* _THE REQUEST_
Omit every picture and write out the rest of the records exactly.

* _INPUT MATERIAL_
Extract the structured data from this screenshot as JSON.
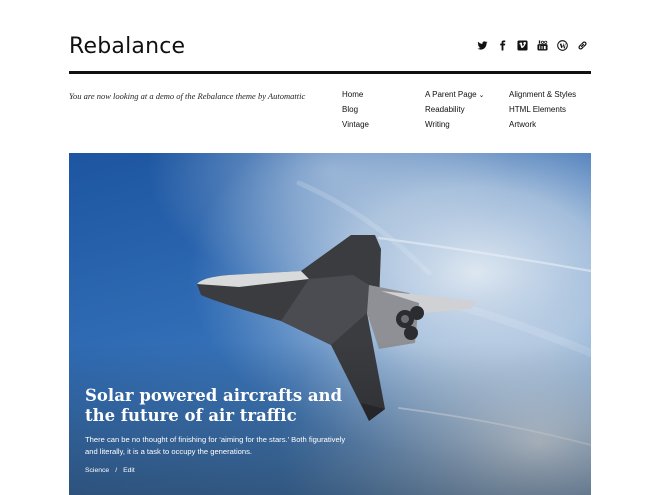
{
  "site": {
    "title": "Rebalance",
    "tagline": "You are now looking at a demo of the Rebalance theme by Automattic"
  },
  "social": [
    {
      "name": "twitter-icon"
    },
    {
      "name": "facebook-icon"
    },
    {
      "name": "vimeo-icon"
    },
    {
      "name": "youtube-icon"
    },
    {
      "name": "wordpress-icon"
    },
    {
      "name": "link-icon"
    }
  ],
  "menu": {
    "home": "Home",
    "parent": "A Parent Page",
    "alignment": "Alignment & Styles",
    "blog": "Blog",
    "readability": "Readability",
    "html": "HTML Elements",
    "vintage": "Vintage",
    "writing": "Writing",
    "artwork": "Artwork"
  },
  "featured": {
    "title": "Solar powered aircrafts and the future of air traffic",
    "excerpt": "There can be no thought of finishing for ‘aiming for the stars.’ Both figuratively and literally, it is a task to occupy the generations.",
    "category": "Science",
    "separator": "/",
    "edit": "Edit"
  },
  "colors": {
    "sky_top": "#1f5aa6",
    "sky_bottom": "#3d7bc2",
    "cloud": "#dde6ef",
    "shuttle": "#3a3c40",
    "text": "#111111"
  }
}
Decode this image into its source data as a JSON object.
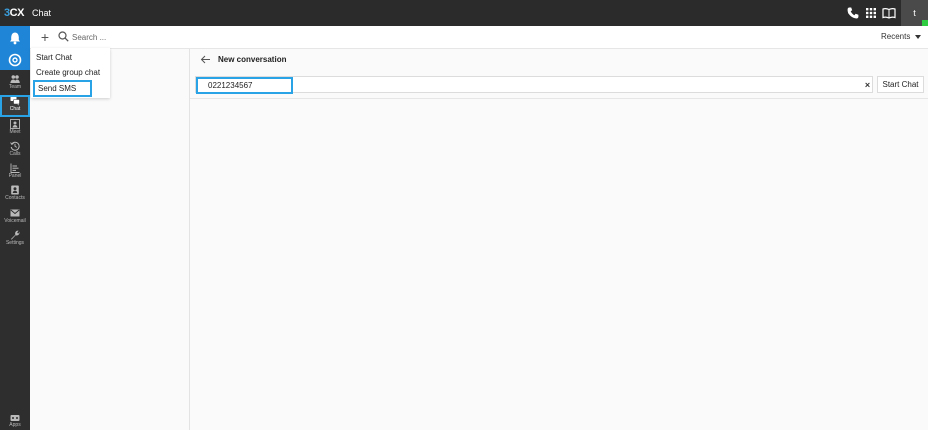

* _ANSWER FOR THIS EXERCISE_
Extract the structured data from this screenshot as JSON.
{
  "site": {
    "title": "Rebalance",
    "tagline": "You are now looking at a demo of the Rebalance theme by Automattic"
  },
  "social": [
    {
      "name": "twitter-icon"
    },
    {
      "name": "facebook-icon"
    },
    {
      "name": "vimeo-icon"
    },
    {
      "name": "youtube-icon"
    },
    {
      "name": "wordpress-icon"
    },
    {
      "name": "link-icon"
    }
  ],
  "menu": {
    "home": "Home",
    "parent": "A Parent Page",
    "alignment": "Alignment & Styles",
    "blog": "Blog",
    "readability": "Readability",
    "html": "HTML Elements",
    "vintage": "Vintage",
    "writing": "Writing",
    "artwork": "Artwork"
  },
  "featured": {
    "title": "Solar powered aircrafts and the future of air traffic",
    "excerpt": "There can be no thought of finishing for ‘aiming for the stars.’ Both figuratively and literally, it is a task to occupy the generations.",
    "category": "Science",
    "separator": "/",
    "edit": "Edit"
  },
  "colors": {
    "sky_top": "#1f5aa6",
    "sky_bottom": "#3d7bc2",
    "cloud": "#dde6ef",
    "shuttle": "#3a3c40",
    "text": "#111111"
  }
}
Decode this image into its source data as a JSON object.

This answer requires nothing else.